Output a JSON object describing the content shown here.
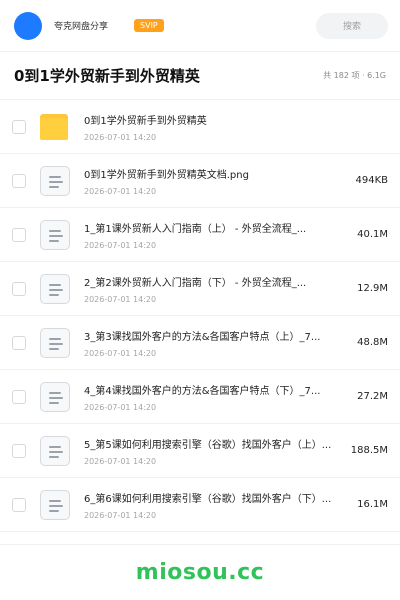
{
  "header": {
    "brand": "夸克网盘分享",
    "badge": "SVIP",
    "search_placeholder": "搜索"
  },
  "page": {
    "title": "0到1学外贸新手到外贸精英",
    "summary": "共 182 项 · 6.1G"
  },
  "files": [
    {
      "type": "folder",
      "name": "0到1学外贸新手到外贸精英",
      "time": "2026-07-01 14:20",
      "size": ""
    },
    {
      "type": "doc",
      "name": "0到1学外贸新手到外贸精英文档.png",
      "time": "2026-07-01 14:20",
      "size": "494KB"
    },
    {
      "type": "doc",
      "name": "1_第1课外贸新人入门指南（上） - 外贸全流程_...",
      "time": "2026-07-01 14:20",
      "size": "40.1M"
    },
    {
      "type": "doc",
      "name": "2_第2课外贸新人入门指南（下） - 外贸全流程_...",
      "time": "2026-07-01 14:20",
      "size": "12.9M"
    },
    {
      "type": "doc",
      "name": "3_第3课找国外客户的方法&各国客户特点（上）_7...",
      "time": "2026-07-01 14:20",
      "size": "48.8M"
    },
    {
      "type": "doc",
      "name": "4_第4课找国外客户的方法&各国客户特点（下）_7...",
      "time": "2026-07-01 14:20",
      "size": "27.2M"
    },
    {
      "type": "doc",
      "name": "5_第5课如何利用搜索引擎（谷歌）找国外客户（上）...",
      "time": "2026-07-01 14:20",
      "size": "188.5M"
    },
    {
      "type": "doc",
      "name": "6_第6课如何利用搜索引擎（谷歌）找国外客户（下）...",
      "time": "2026-07-01 14:20",
      "size": "16.1M"
    }
  ],
  "watermark": "miosou.cc",
  "colors": {
    "accent": "#1e7bff",
    "badge": "#ffa11a",
    "folder": "#ffcf3d",
    "watermark": "#31c25a"
  }
}
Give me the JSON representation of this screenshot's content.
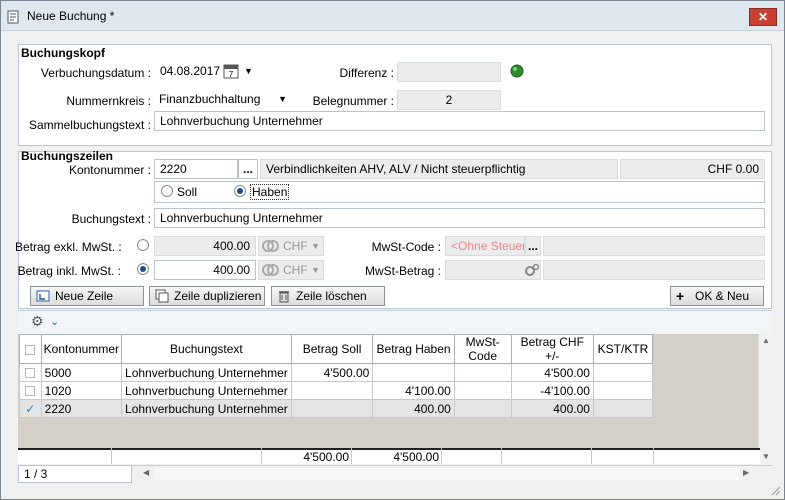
{
  "window": {
    "title": "Neue Buchung *",
    "close": "✕"
  },
  "kopf": {
    "header": "Buchungskopf",
    "verbuchungsdatum_label": "Verbuchungsdatum :",
    "verbuchungsdatum_value": "04.08.2017",
    "differenz_label": "Differenz :",
    "differenz_value": "",
    "nummernkreis_label": "Nummernkreis :",
    "nummernkreis_value": "Finanzbuchhaltung",
    "belegnummer_label": "Belegnummer :",
    "belegnummer_value": "2",
    "sammel_label": "Sammelbuchungstext :",
    "sammel_value": "Lohnverbuchung Unternehmer"
  },
  "zeilen": {
    "header": "Buchungszeilen",
    "konto_label": "Kontonummer :",
    "konto_value": "2220",
    "konto_browse": "...",
    "konto_desc": "Verbindlichkeiten AHV, ALV / Nicht steuerpflichtig",
    "konto_saldo": "CHF 0.00",
    "soll_label": "Soll",
    "haben_label": "Haben",
    "buchungstext_label": "Buchungstext :",
    "buchungstext_value": "Lohnverbuchung Unternehmer",
    "exkl_label": "Betrag exkl. MwSt. :",
    "exkl_value": "400.00",
    "inkl_label": "Betrag inkl. MwSt. :",
    "inkl_value": "400.00",
    "currency": "CHF",
    "mwst_code_label": "MwSt-Code :",
    "mwst_code_value": "<Ohne Steuer>",
    "mwst_browse": "...",
    "mwst_betrag_label": "MwSt-Betrag :"
  },
  "buttons": {
    "neue_zeile": "Neue Zeile",
    "duplizieren": "Zeile duplizieren",
    "loeschen": "Zeile löschen",
    "ok_neu": "OK & Neu"
  },
  "grid": {
    "columns": [
      "Kontonummer",
      "Buchungstext",
      "Betrag Soll",
      "Betrag Haben",
      "MwSt-Code",
      "Betrag CHF +/-",
      "KST/KTR"
    ],
    "rows": [
      {
        "konto": "5000",
        "text": "Lohnverbuchung Unternehmer",
        "soll": "4'500.00",
        "haben": "",
        "mwst": "",
        "betrag": "4'500.00",
        "kst": ""
      },
      {
        "konto": "1020",
        "text": "Lohnverbuchung Unternehmer",
        "soll": "",
        "haben": "4'100.00",
        "mwst": "",
        "betrag": "-4'100.00",
        "kst": ""
      },
      {
        "konto": "2220",
        "text": "Lohnverbuchung Unternehmer",
        "soll": "",
        "haben": "400.00",
        "mwst": "",
        "betrag": "400.00",
        "kst": ""
      }
    ],
    "total_soll": "4'500.00",
    "total_haben": "4'500.00",
    "pager": "1 / 3"
  },
  "colors": {
    "titlebar": "#dfe7ef",
    "close": "#c84031",
    "status_green": "#2e8b2e",
    "placeholder": "#e38b8b"
  }
}
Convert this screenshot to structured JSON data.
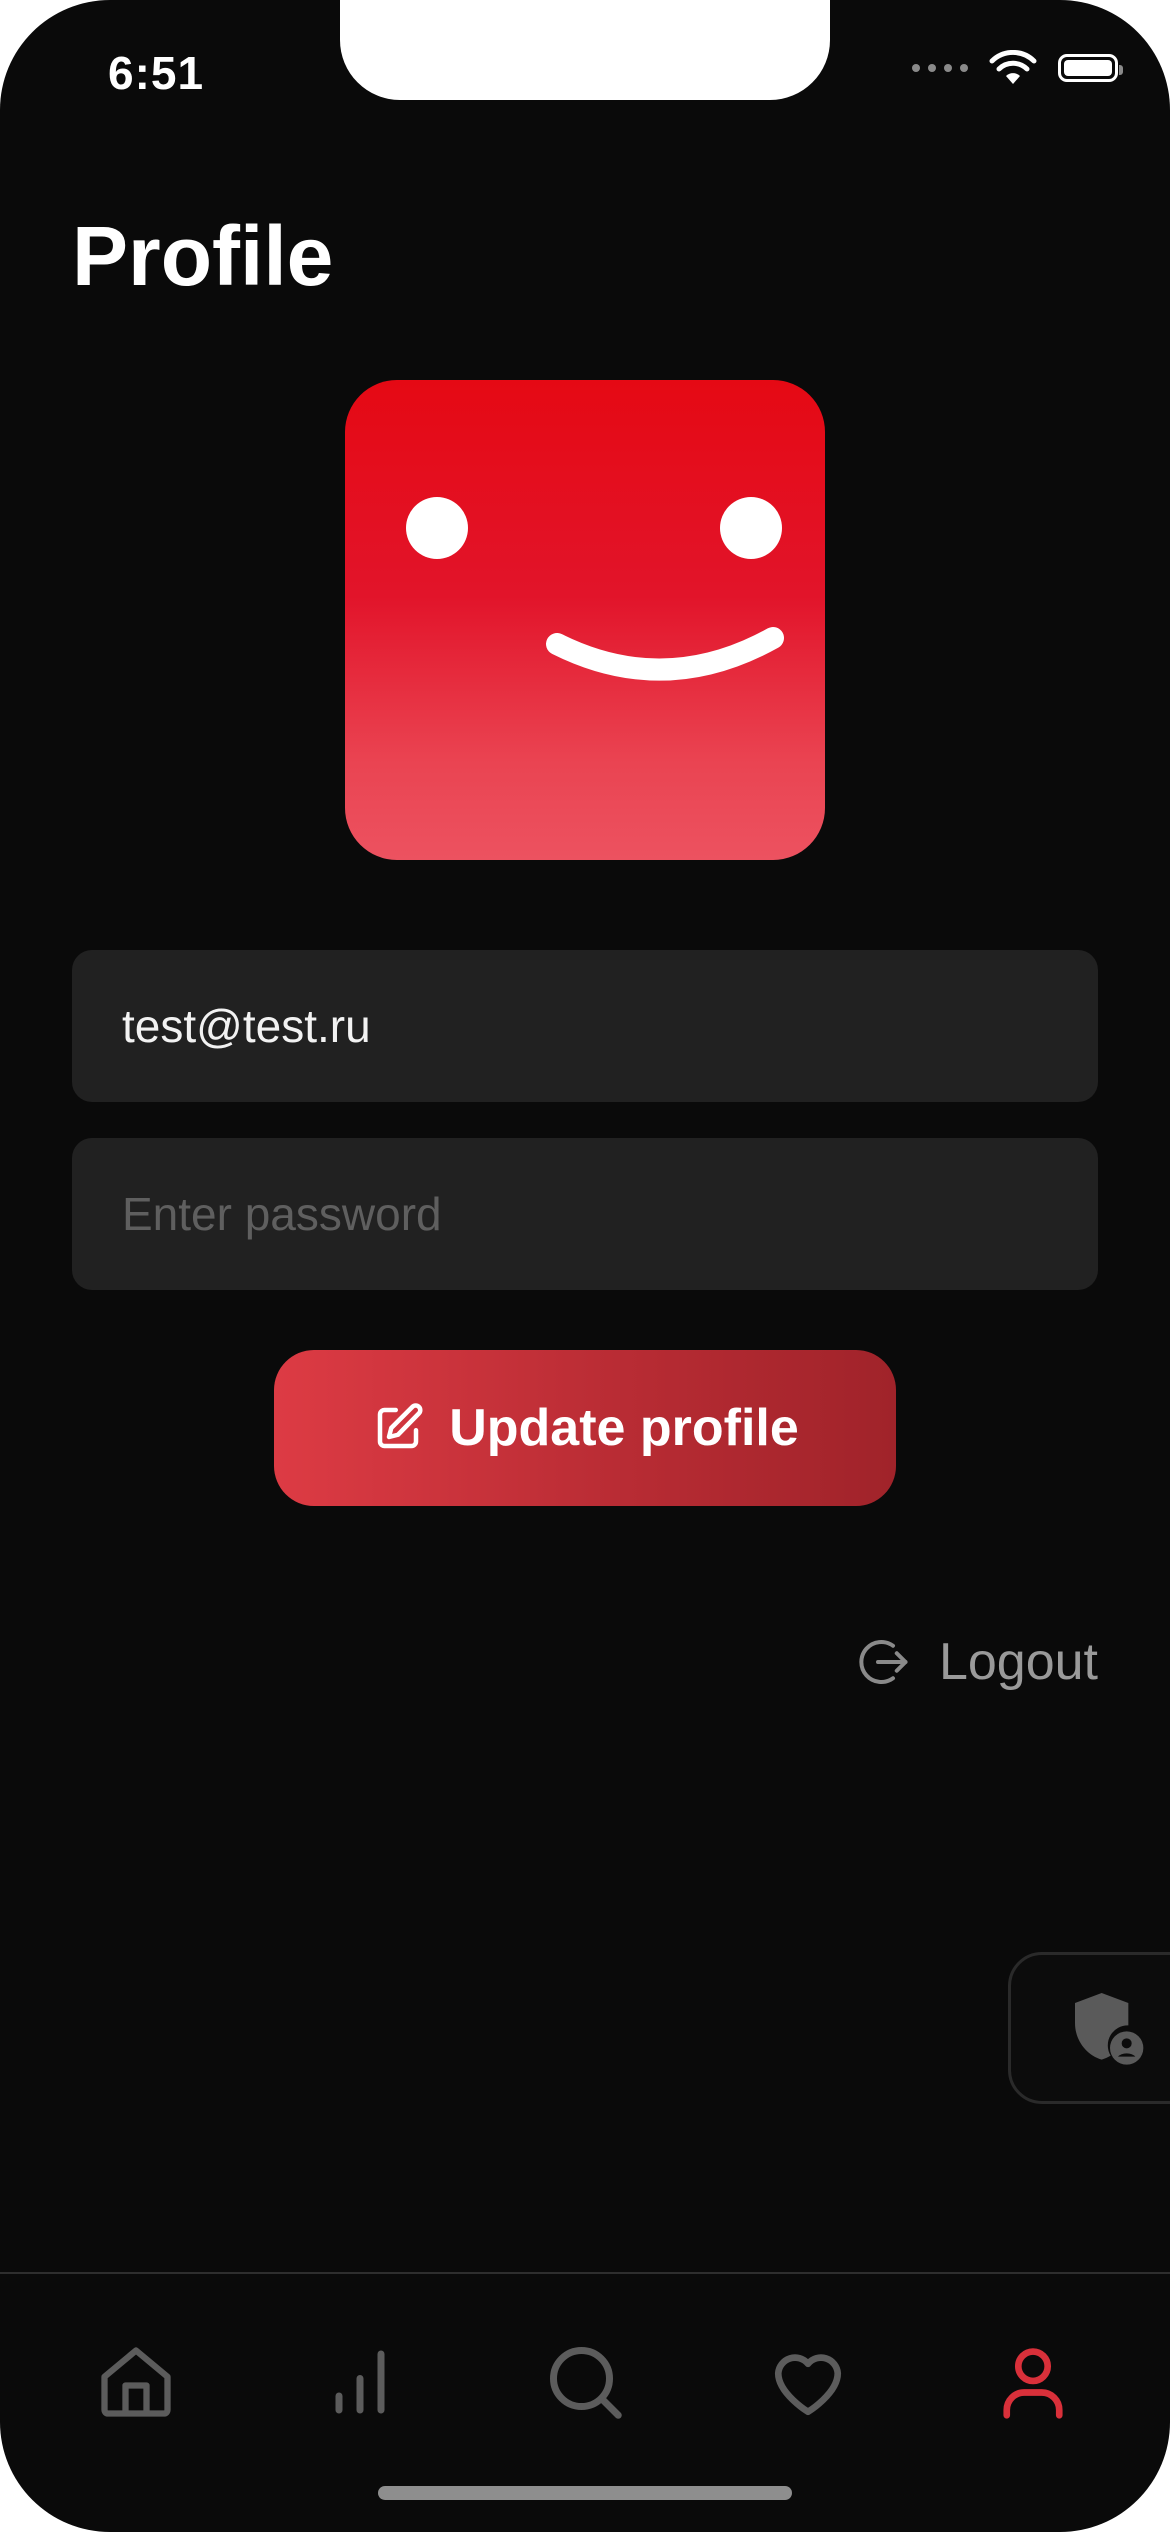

☆ ☆ ☆

▸ Goal
Your task is to copy the entries in full and exactly, without any images.

▸ Solution to the problem
Output a JSON object describing the content shown here.
{
  "header": {
    "brand": "夸克网盘分享",
    "badge": "SVIP",
    "search_placeholder": "搜索"
  },
  "page": {
    "title": "0到1学外贸新手到外贸精英",
    "summary": "共 182 项 · 6.1G"
  },
  "files": [
    {
      "type": "folder",
      "name": "0到1学外贸新手到外贸精英",
      "time": "2026-07-01 14:20",
      "size": ""
    },
    {
      "type": "doc",
      "name": "0到1学外贸新手到外贸精英文档.png",
      "time": "2026-07-01 14:20",
      "size": "494KB"
    },
    {
      "type": "doc",
      "name": "1_第1课外贸新人入门指南（上） - 外贸全流程_...",
      "time": "2026-07-01 14:20",
      "size": "40.1M"
    },
    {
      "type": "doc",
      "name": "2_第2课外贸新人入门指南（下） - 外贸全流程_...",
      "time": "2026-07-01 14:20",
      "size": "12.9M"
    },
    {
      "type": "doc",
      "name": "3_第3课找国外客户的方法&各国客户特点（上）_7...",
      "time": "2026-07-01 14:20",
      "size": "48.8M"
    },
    {
      "type": "doc",
      "name": "4_第4课找国外客户的方法&各国客户特点（下）_7...",
      "time": "2026-07-01 14:20",
      "size": "27.2M"
    },
    {
      "type": "doc",
      "name": "5_第5课如何利用搜索引擎（谷歌）找国外客户（上）...",
      "time": "2026-07-01 14:20",
      "size": "188.5M"
    },
    {
      "type": "doc",
      "name": "6_第6课如何利用搜索引擎（谷歌）找国外客户（下）...",
      "time": "2026-07-01 14:20",
      "size": "16.1M"
    }
  ],
  "watermark": "miosou.cc",
  "colors": {
    "accent": "#1e7bff",
    "badge": "#ffa11a",
    "folder": "#ffcf3d",
    "watermark": "#31c25a"
  }
}
Give me the JSON representation of this screenshot's content.
{
  "window": {
    "title": "Neue Buchung *",
    "close": "✕"
  },
  "kopf": {
    "header": "Buchungskopf",
    "verbuchungsdatum_label": "Verbuchungsdatum :",
    "verbuchungsdatum_value": "04.08.2017",
    "differenz_label": "Differenz :",
    "differenz_value": "",
    "nummernkreis_label": "Nummernkreis :",
    "nummernkreis_value": "Finanzbuchhaltung",
    "belegnummer_label": "Belegnummer :",
    "belegnummer_value": "2",
    "sammel_label": "Sammelbuchungstext :",
    "sammel_value": "Lohnverbuchung Unternehmer"
  },
  "zeilen": {
    "header": "Buchungszeilen",
    "konto_label": "Kontonummer :",
    "konto_value": "2220",
    "konto_browse": "...",
    "konto_desc": "Verbindlichkeiten AHV, ALV / Nicht steuerpflichtig",
    "konto_saldo": "CHF 0.00",
    "soll_label": "Soll",
    "haben_label": "Haben",
    "buchungstext_label": "Buchungstext :",
    "buchungstext_value": "Lohnverbuchung Unternehmer",
    "exkl_label": "Betrag exkl. MwSt. :",
    "exkl_value": "400.00",
    "inkl_label": "Betrag inkl. MwSt. :",
    "inkl_value": "400.00",
    "currency": "CHF",
    "mwst_code_label": "MwSt-Code :",
    "mwst_code_value": "<Ohne Steuer>",
    "mwst_browse": "...",
    "mwst_betrag_label": "MwSt-Betrag :"
  },
  "buttons": {
    "neue_zeile": "Neue Zeile",
    "duplizieren": "Zeile duplizieren",
    "loeschen": "Zeile löschen",
    "ok_neu": "OK & Neu"
  },
  "grid": {
    "columns": [
      "Kontonummer",
      "Buchungstext",
      "Betrag Soll",
      "Betrag Haben",
      "MwSt-Code",
      "Betrag CHF +/-",
      "KST/KTR"
    ],
    "rows": [
      {
        "konto": "5000",
        "text": "Lohnverbuchung Unternehmer",
        "soll": "4'500.00",
        "haben": "",
        "mwst": "",
        "betrag": "4'500.00",
        "kst": ""
      },
      {
        "konto": "1020",
        "text": "Lohnverbuchung Unternehmer",
        "soll": "",
        "haben": "4'100.00",
        "mwst": "",
        "betrag": "-4'100.00",
        "kst": ""
      },
      {
        "konto": "2220",
        "text": "Lohnverbuchung Unternehmer",
        "soll": "",
        "haben": "400.00",
        "mwst": "",
        "betrag": "400.00",
        "kst": ""
      }
    ],
    "total_soll": "4'500.00",
    "total_haben": "4'500.00",
    "pager": "1 / 3"
  },
  "colors": {
    "titlebar": "#dfe7ef",
    "close": "#c84031",
    "status_green": "#2e8b2e",
    "placeholder": "#e38b8b"
  }
}
Convert this screenshot to structured JSON data.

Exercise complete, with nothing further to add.